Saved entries
** begin **

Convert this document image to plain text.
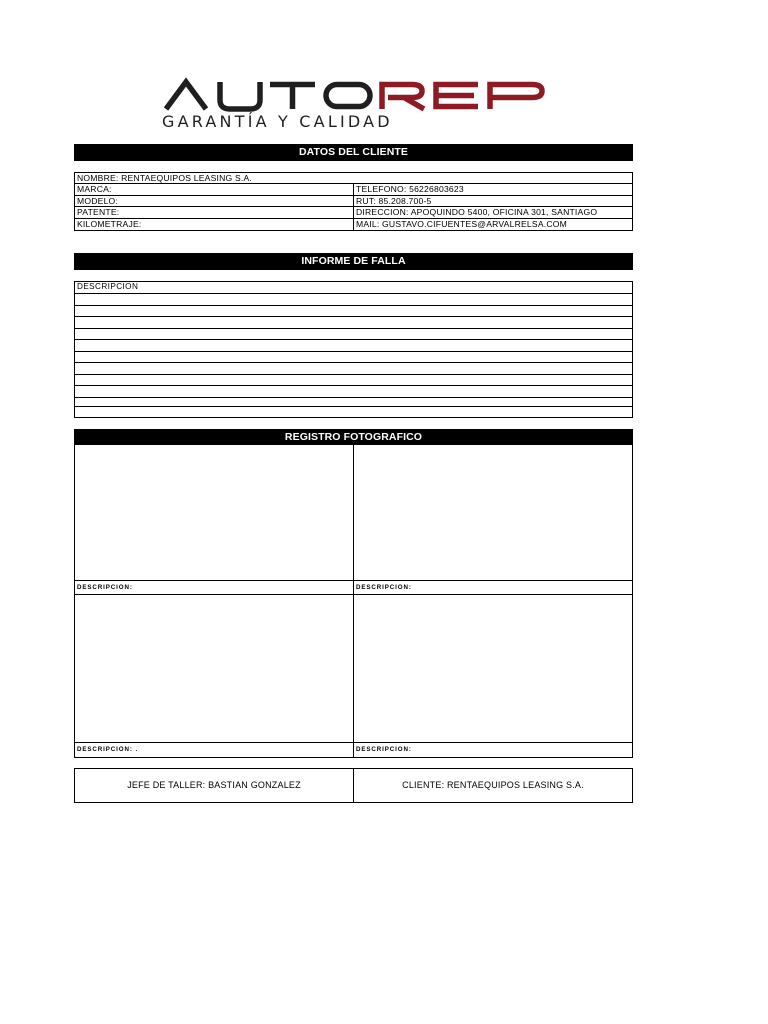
GARANTÍA Y CALIDAD
DATOS DEL CLIENTE
NOMBRE: RENTAEQUIPOS LEASING S.A.
MARCA:	TELEFONO: 56226803623
MODELO:	RUT: 85.208.700-5
PATENTE:	DIRECCION: APOQUINDO 5400, OFICINA 301, SANTIAGO
KILOMETRAJE:	MAIL: GUSTAVO.CIFUENTES@ARVALRELSA.COM
INFORME DE FALLA
DESCRIPCION
REGISTRO FOTOGRAFICO
DESCRIPCION:	DESCRIPCION:
DESCRIPCION: .	DESCRIPCION:
JEFE DE TALLER: BASTIAN GONZALEZ	CLIENTE: RENTAEQUIPOS LEASING S.A.
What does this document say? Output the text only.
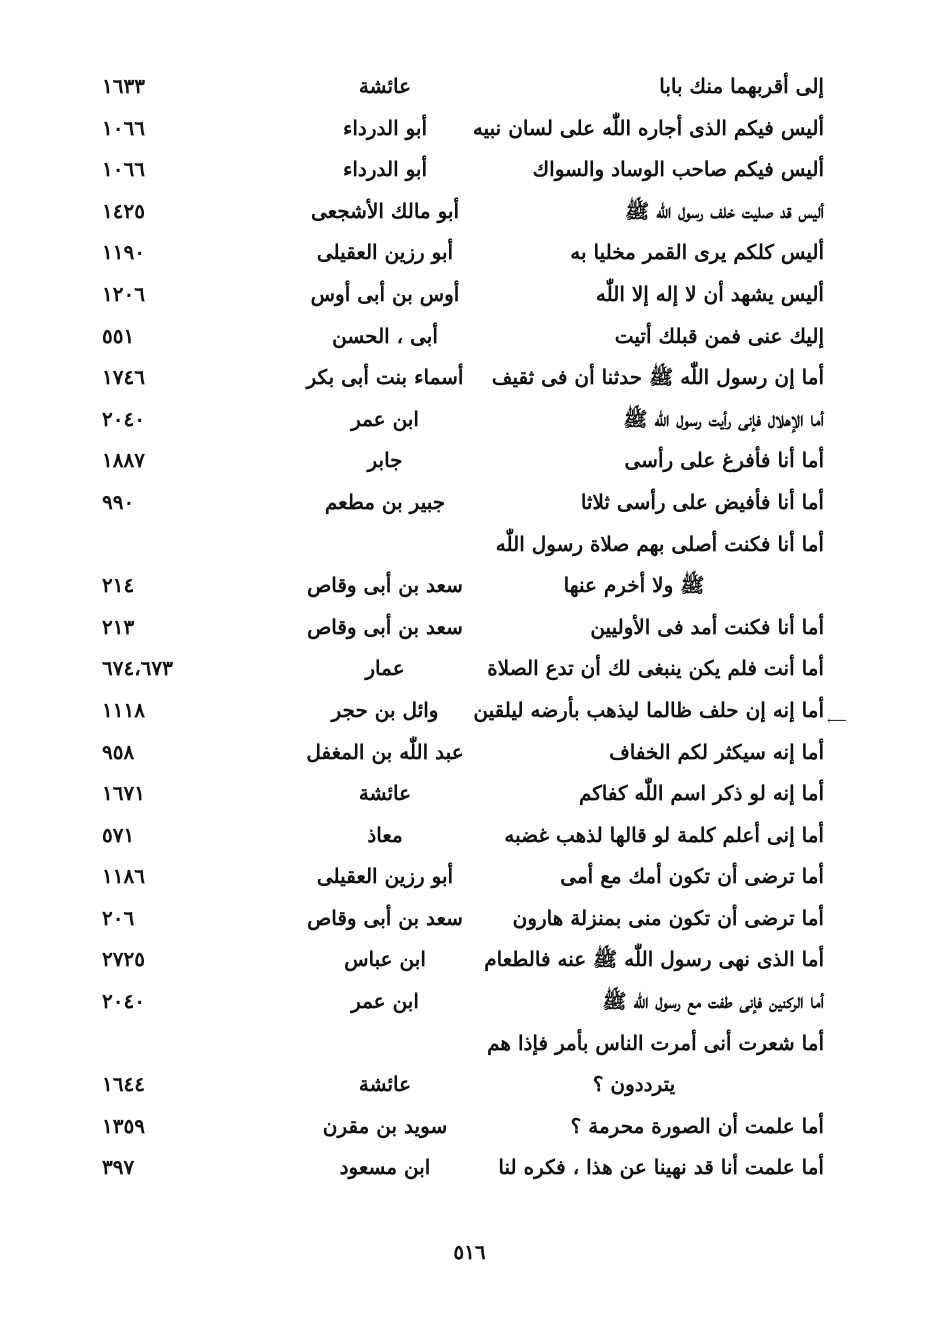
إلى أقربهما منك بابا
عائشة
١٦٣٣
أليس فيكم الذى أجاره اللّٰه على لسان نبيه
أبو الدرداء
١٠٦٦
أليس فيكم صاحب الوساد والسواك
أبو الدرداء
١٠٦٦
أليس قد صليت خلف رسول اللّٰه ﷺ
أبو مالك الأشجعى
١٤٢٥
أليس كلكم يرى القمر مخليا به
أبو رزين العقيلى
١١٩٠
أليس يشهد أن لا إله إلا اللّٰه
أوس بن أبى أوس
١٢٠٦
إليك عنى فمن قبلك أتيت
أبى ، الحسن
٥٥١
أما إن رسول اللّٰه ﷺ حدثنا أن فى ثقيف
أسماء بنت أبى بكر
١٧٤٦
أما الإهلال فإنى رأيت رسول اللّٰه ﷺ
ابن عمر
٢٠٤٠
أما أنا فأفرغ على رأسى
جابر
١٨٨٧
أما أنا فأفيض على رأسى ثلاثا
جبير بن مطعم
٩٩٠
أما أنا فكنت أصلى بهم صلاة رسول اللّٰه
ﷺ ولا أخرم عنها
سعد بن أبى وقاص
٢١٤
أما أنا فكنت أمد فى الأوليين
سعد بن أبى وقاص
٢١٣
أما أنت فلم يكن ينبغى لك أن تدع الصلاة
عمار
٦٧٤،٦٧٣
أما إنه إن حلف ظالما ليذهب بأرضه ليلقين
وائل بن حجر
١١١٨
أما إنه سيكثر لكم الخفاف
عبد اللّٰه بن المغفل
٩٥٨
أما إنه لو ذكر اسم اللّٰه كفاكم
عائشة
١٦٧١
أما إنى أعلم كلمة لو قالها لذهب غضبه
معاذ
٥٧١
أما ترضى أن تكون أمك مع أمى
أبو رزين العقيلى
١١٨٦
أما ترضى أن تكون منى بمنزلة هارون
سعد بن أبى وقاص
٢٠٦
أما الذى نهى رسول اللّٰه ﷺ عنه فالطعام
ابن عباس
٢٧٢٥
أما الركنين فإنى طفت مع رسول اللّٰه ﷺ
ابن عمر
٢٠٤٠
أما شعرت أنى أمرت الناس بأمر فإذا هم
يترددون ؟
عائشة
١٦٤٤
أما علمت أن الصورة محرمة ؟
سويد بن مقرن
١٣٥٩
أما علمت أنا قد نهينا عن هذا ، فكره لنا
ابن مسعود
٣٩٧
⟵
٥١٦
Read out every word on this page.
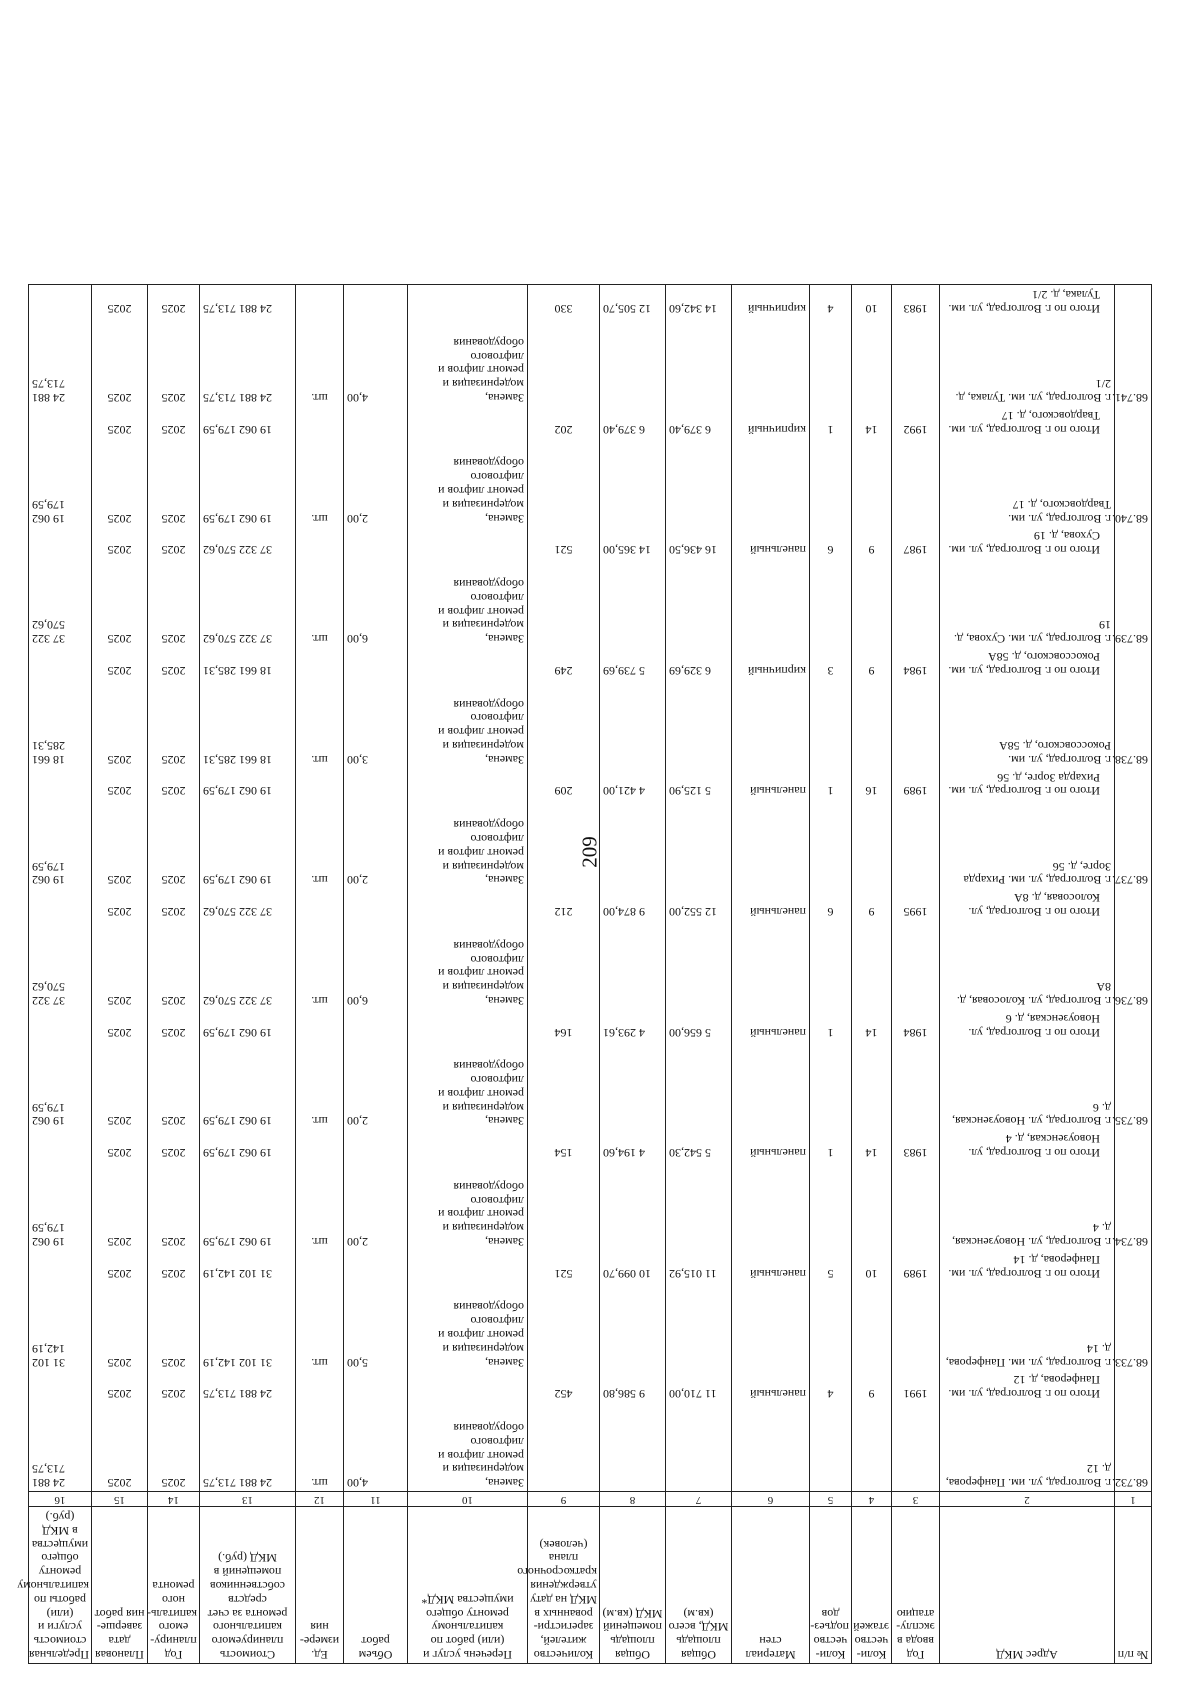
209
№ п/п	Адрес МКД	Год ввода в эксплу-атацию	Коли-чество этажей	Коли-чество подъез-дов	Материал стен	Общая площадь МКД, всего (кв.м)	Общая площадь помещений МКД (кв.м)	Количество жителей, зарегистри-рованных в МКД на дату утверждения краткосрочного плана (человек)	Перечень услуг и (или) работ по капитальному ремонту общего имущества МКД*	Объем работ	Ед. измере-ния	Стоимость планируемого капитального ремонта за счет средств собственников помещений в МКД (руб.)	Год планиру-емого капиталь-ного ремонта	Плановая дата заверше-ния работ	Предельная стоимость услуги и (или) работы по капитальному ремонту общего имущества в МКД (руб.)
1	2	3	4	5	6	7	8	9	10	11	12	13	14	15	16
68.732.	г. Волгоград, ул. им. Панферова, д. 12								Замена, модернизация и ремонт лифтов и лифтового оборудования	4,00	шт.	24 881 713,75	2025	2025	24 881 713,75
	Итого по г. Волгоград, ул. им. Панферова, д. 12	1991	9	4	панельный	11 710,00	9 586,80	452				24 881 713,75	2025	2025	
68.733.	г. Волгоград, ул. им. Панферова, д. 14								Замена, модернизация и ремонт лифтов и лифтового оборудования	5,00	шт.	31 102 142,19	2025	2025	31 102 142,19
	Итого по г. Волгоград, ул. им. Панферова, д. 14	1989	10	5	панельный	11 015,92	10 099,70	521				31 102 142,19	2025	2025	
68.734.	г. Волгоград, ул. Новоузенская, д. 4								Замена, модернизация и ремонт лифтов и лифтового оборудования	2,00	шт.	19 062 179,59	2025	2025	19 062 179,59
	Итого по г. Волгоград, ул. Новоузенская, д. 4	1983	14	1	панельный	5 542,30	4 194,60	154				19 062 179,59	2025	2025	
68.735.	г. Волгоград, ул. Новоузенская, д. 6								Замена, модернизация и ремонт лифтов и лифтового оборудования	2,00	шт.	19 062 179,59	2025	2025	19 062 179,59
	Итого по г. Волгоград, ул. Новоузенская, д. 6	1984	14	1	панельный	5 656,00	4 293,61	164				19 062 179,59	2025	2025	
68.736.	г. Волгоград, ул. Колосовая, д. 8А								Замена, модернизация и ремонт лифтов и лифтового оборудования	6,00	шт.	37 322 570,62	2025	2025	37 322 570,62
	Итого по г. Волгоград, ул. Колосовая, д. 8А	1995	9	6	панельный	12 552,00	9 874,00	212				37 322 570,62	2025	2025	
68.737.	г. Волгоград, ул. им. Рихарда Зорге, д. 56								Замена, модернизация и ремонт лифтов и лифтового оборудования	2,00	шт.	19 062 179,59	2025	2025	19 062 179,59
	Итого по г. Волгоград, ул. им. Рихарда Зорге, д. 56	1989	16	1	панельный	5 125,90	4 421,00	209				19 062 179,59	2025	2025	
68.738.	г. Волгоград, ул. им. Рокоссовского, д. 58А								Замена, модернизация и ремонт лифтов и лифтового оборудования	3,00	шт.	18 661 285,31	2025	2025	18 661 285,31
	Итого по г. Волгоград, ул. им. Рокоссовского, д. 58А	1984	9	3	кирпичный	6 329,69	5 739,69	249				18 661 285,31	2025	2025	
68.739.	г. Волгоград, ул. им. Сухова, д. 19								Замена, модернизация и ремонт лифтов и лифтового оборудования	6,00	шт.	37 322 570,62	2025	2025	37 322 570,62
	Итого по г. Волгоград, ул. им. Сухова, д. 19	1987	9	6	панельный	16 436,50	14 365,00	521				37 322 570,62	2025	2025	
68.740.	г. Волгоград, ул. им. Твардовского, д. 17								Замена, модернизация и ремонт лифтов и лифтового оборудования	2,00	шт.	19 062 179,59	2025	2025	19 062 179,59
	Итого по г. Волгоград, ул. им. Твардовского, д. 17	1992	14	1	кирпичный	6 379,40	6 379,40	202				19 062 179,59	2025	2025	
68.741.	г. Волгоград, ул. им. Тулака, д. 2/1								Замена, модернизация и ремонт лифтов и лифтового оборудования	4,00	шт.	24 881 713,75	2025	2025	24 881 713,75
	Итого по г. Волгоград, ул. им. Тулака, д. 2/1	1983	10	4	кирпичный	14 342,60	12 505,70	330				24 881 713,75	2025	2025	
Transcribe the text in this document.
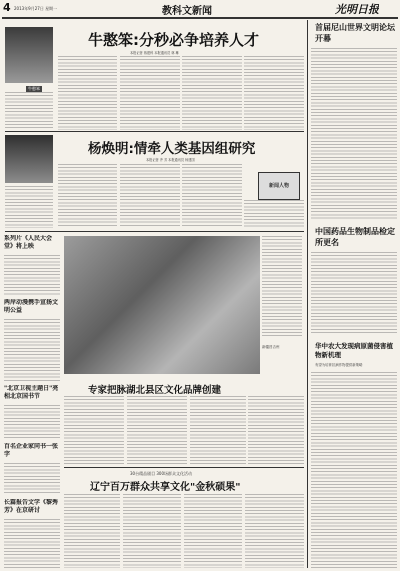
4 2013年9月27日 星期一	教科文新闻	光明日报
牛憨笨
牛憨笨:分秒必争培养人才
本报记者 蒋建科 本报通讯员 林 琳
杨焕明:情牵人类基因组研究
本报记者 齐 芳 本报通讯员 杨建国
新闻人物
系列片《人民大会堂》将上映
两岸动漫携手宣扬文明公益
"北京卫视主题日"亮相北京国书节
百名企业家同书一张字
长篇报告文学《黎秀芳》在京研讨
新疆昌吉州
专家把脉湖北县区文化品牌创建
30台精品剧目 300场群众文化活动
辽宁百万群众共享文化"金秋硕果"
首届尼山世界文明论坛开幕
中国药品生物制品检定所更名
华中农大发现病原菌侵害植物新机理
有望为培育抗病作物提供新策略
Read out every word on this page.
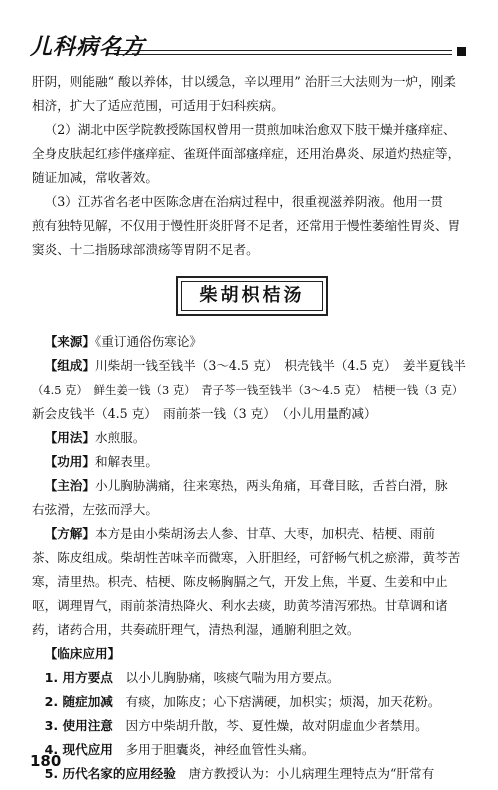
儿科病名方

肝阴，则能融“ 酸以养体，甘以缓急，辛以理用” 治肝三大法则为一炉，刚柔

相济，扩大了适应范围，可适用于妇科疾病。

（2）湖北中医学院教授陈国权曾用一贯煎加味治愈双下肢干燥并瘙痒症、

全身皮肤起红疹伴瘙痒症、雀斑伴面部瘙痒症，还用治鼻炎、尿道灼热症等，

随证加减，常收著效。

（3）江苏省名老中医陈念唐在治病过程中，很重视滋养阴液。他用一贯

煎有独特见解，不仅用于慢性肝炎肝肾不足者，还常用于慢性萎缩性胃炎、胃

窦炎、十二指肠球部溃疡等胃阴不足者。

柴胡枳桔汤

【来源】《重订通俗伤寒论》

【组成】川柴胡一钱至钱半（3～4.5 克）　枳壳钱半（4.5 克）　姜半夏钱半

（4.5 克）　鲜生姜一钱（3 克）　青子芩一钱至钱半（3～4.5 克）　桔梗一钱（3 克）

新会皮钱半（4.5 克）　雨前茶一钱（3 克）　（小儿用量酌减）

【用法】水煎服。

【功用】和解表里。

【主治】小儿胸胁满痛，往来寒热，两头角痛，耳聋目眩，舌苔白滑，脉

右弦滑，左弦而浮大。

【方解】本方是由小柴胡汤去人参、甘草、大枣，加枳壳、桔梗、雨前

茶、陈皮组成。柴胡性苦味辛而微寒，入肝胆经，可舒畅气机之瘀滞，黄芩苦

寒，清里热。枳壳、桔梗、陈皮畅胸膈之气，开发上焦，半夏、生姜和中止

呕，调理胃气，雨前茶清热降火、利水去痰，助黄芩清泻邪热。甘草调和诸

药，诸药合用，共奏疏肝理气，清热利湿，通腑利胆之效。

【临床应用】

1. 用方要点　 以小儿胸胁痛，咳痰气喘为用方要点。

2. 随症加减　 有痰，加陈皮；心下痞满硬，加枳实；烦渴，加天花粉。

3. 使用注意　 因方中柴胡升散，芩、夏性燥，故对阴虚血少者禁用。

4. 现代应用　 多用于胆囊炎，神经血管性头痛。

5. 历代名家的应用经验　 唐方教授认为：小儿病理生理特点为“肝常有

180
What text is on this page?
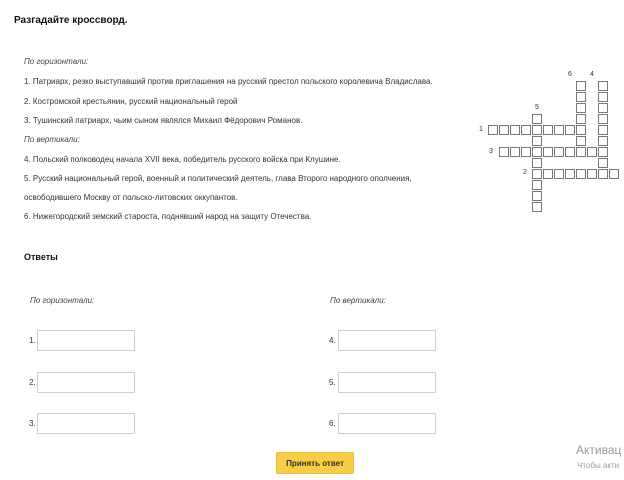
Разгадайте кроссворд.
По горизонтали:
1. Патриарх, резко выступавший против приглашения на русский престол польского королевича Владислава.
2. Костромской крестьянин, русский национальный герой
3. Тушинский патриарх, чьим сыном являлся Михаил Фёдорович Романов.
По вертикали:
4. Польский полководец начала XVII века, победитель русского войска при Клушине.
5. Русский национальный герой, военный и политический деятель, глава Второго народного ополчения,
освободившего Москву от польско-литовских оккупантов.
6. Нижегородский земский староста, поднявший народ на защиту Отечества.
6	4
5
1
3
2
Ответы
По горизонтали:	По вертикали:
1.
2.
3.
4.
5.
6.
Принять ответ
Активац
Чтобы акти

** end **

** TASK DIRECTIONS **
Give only the number of lines in the data that hold the word "Твардовского".

** WRITTEN ANSWER **
2